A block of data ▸

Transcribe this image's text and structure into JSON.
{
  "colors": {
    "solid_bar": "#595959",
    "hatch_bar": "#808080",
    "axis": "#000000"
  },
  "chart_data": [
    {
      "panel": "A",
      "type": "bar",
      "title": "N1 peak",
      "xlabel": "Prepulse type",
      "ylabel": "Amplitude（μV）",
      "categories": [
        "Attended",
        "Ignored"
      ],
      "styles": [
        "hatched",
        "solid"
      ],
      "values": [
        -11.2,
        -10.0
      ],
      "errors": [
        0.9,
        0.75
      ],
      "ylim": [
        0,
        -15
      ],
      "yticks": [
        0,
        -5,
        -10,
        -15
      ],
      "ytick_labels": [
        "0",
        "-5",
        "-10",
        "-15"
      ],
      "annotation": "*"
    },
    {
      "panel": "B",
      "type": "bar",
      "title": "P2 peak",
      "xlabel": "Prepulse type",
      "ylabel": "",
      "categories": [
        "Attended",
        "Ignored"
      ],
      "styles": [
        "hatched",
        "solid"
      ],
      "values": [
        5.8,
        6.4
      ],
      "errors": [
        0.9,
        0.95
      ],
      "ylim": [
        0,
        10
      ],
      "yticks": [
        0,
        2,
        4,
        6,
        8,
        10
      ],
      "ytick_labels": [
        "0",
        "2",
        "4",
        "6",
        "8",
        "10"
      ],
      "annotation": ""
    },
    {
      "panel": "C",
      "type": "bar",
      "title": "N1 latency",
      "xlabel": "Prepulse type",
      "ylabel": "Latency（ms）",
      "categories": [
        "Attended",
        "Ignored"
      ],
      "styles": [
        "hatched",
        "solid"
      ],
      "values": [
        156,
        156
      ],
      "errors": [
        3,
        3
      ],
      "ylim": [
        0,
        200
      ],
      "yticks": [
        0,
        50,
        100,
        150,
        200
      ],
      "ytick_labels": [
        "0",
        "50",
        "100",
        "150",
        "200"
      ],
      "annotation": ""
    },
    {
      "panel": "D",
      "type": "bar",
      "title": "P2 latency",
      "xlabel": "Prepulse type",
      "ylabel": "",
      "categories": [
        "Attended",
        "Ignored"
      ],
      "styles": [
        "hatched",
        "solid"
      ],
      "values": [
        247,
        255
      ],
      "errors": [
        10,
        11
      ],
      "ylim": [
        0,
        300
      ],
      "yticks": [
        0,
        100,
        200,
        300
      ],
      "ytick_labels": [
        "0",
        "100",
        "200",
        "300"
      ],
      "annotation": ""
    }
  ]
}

What this task involves ▸
Return all of the data word for word.

Response ▸
Transcribe this image's text and structure into JSON.
{
  "colors": {
    "solid_bar": "#595959",
    "hatch_bar": "#808080",
    "axis": "#000000"
  },
  "chart_data": [
    {
      "panel": "A",
      "type": "bar",
      "title": "N1 peak",
      "xlabel": "Prepulse type",
      "ylabel": "Amplitude（μV）",
      "categories": [
        "Attended",
        "Ignored"
      ],
      "styles": [
        "hatched",
        "solid"
      ],
      "values": [
        -11.2,
        -10.0
      ],
      "errors": [
        0.9,
        0.75
      ],
      "ylim": [
        0,
        -15
      ],
      "yticks": [
        0,
        -5,
        -10,
        -15
      ],
      "ytick_labels": [
        "0",
        "-5",
        "-10",
        "-15"
      ],
      "annotation": "*"
    },
    {
      "panel": "B",
      "type": "bar",
      "title": "P2 peak",
      "xlabel": "Prepulse type",
      "ylabel": "",
      "categories": [
        "Attended",
        "Ignored"
      ],
      "styles": [
        "hatched",
        "solid"
      ],
      "values": [
        5.8,
        6.4
      ],
      "errors": [
        0.9,
        0.95
      ],
      "ylim": [
        0,
        10
      ],
      "yticks": [
        0,
        2,
        4,
        6,
        8,
        10
      ],
      "ytick_labels": [
        "0",
        "2",
        "4",
        "6",
        "8",
        "10"
      ],
      "annotation": ""
    },
    {
      "panel": "C",
      "type": "bar",
      "title": "N1 latency",
      "xlabel": "Prepulse type",
      "ylabel": "Latency（ms）",
      "categories": [
        "Attended",
        "Ignored"
      ],
      "styles": [
        "hatched",
        "solid"
      ],
      "values": [
        156,
        156
      ],
      "errors": [
        3,
        3
      ],
      "ylim": [
        0,
        200
      ],
      "yticks": [
        0,
        50,
        100,
        150,
        200
      ],
      "ytick_labels": [
        "0",
        "50",
        "100",
        "150",
        "200"
      ],
      "annotation": ""
    },
    {
      "panel": "D",
      "type": "bar",
      "title": "P2 latency",
      "xlabel": "Prepulse type",
      "ylabel": "",
      "categories": [
        "Attended",
        "Ignored"
      ],
      "styles": [
        "hatched",
        "solid"
      ],
      "values": [
        247,
        255
      ],
      "errors": [
        10,
        11
      ],
      "ylim": [
        0,
        300
      ],
      "yticks": [
        0,
        100,
        200,
        300
      ],
      "ytick_labels": [
        "0",
        "100",
        "200",
        "300"
      ],
      "annotation": ""
    }
  ]
}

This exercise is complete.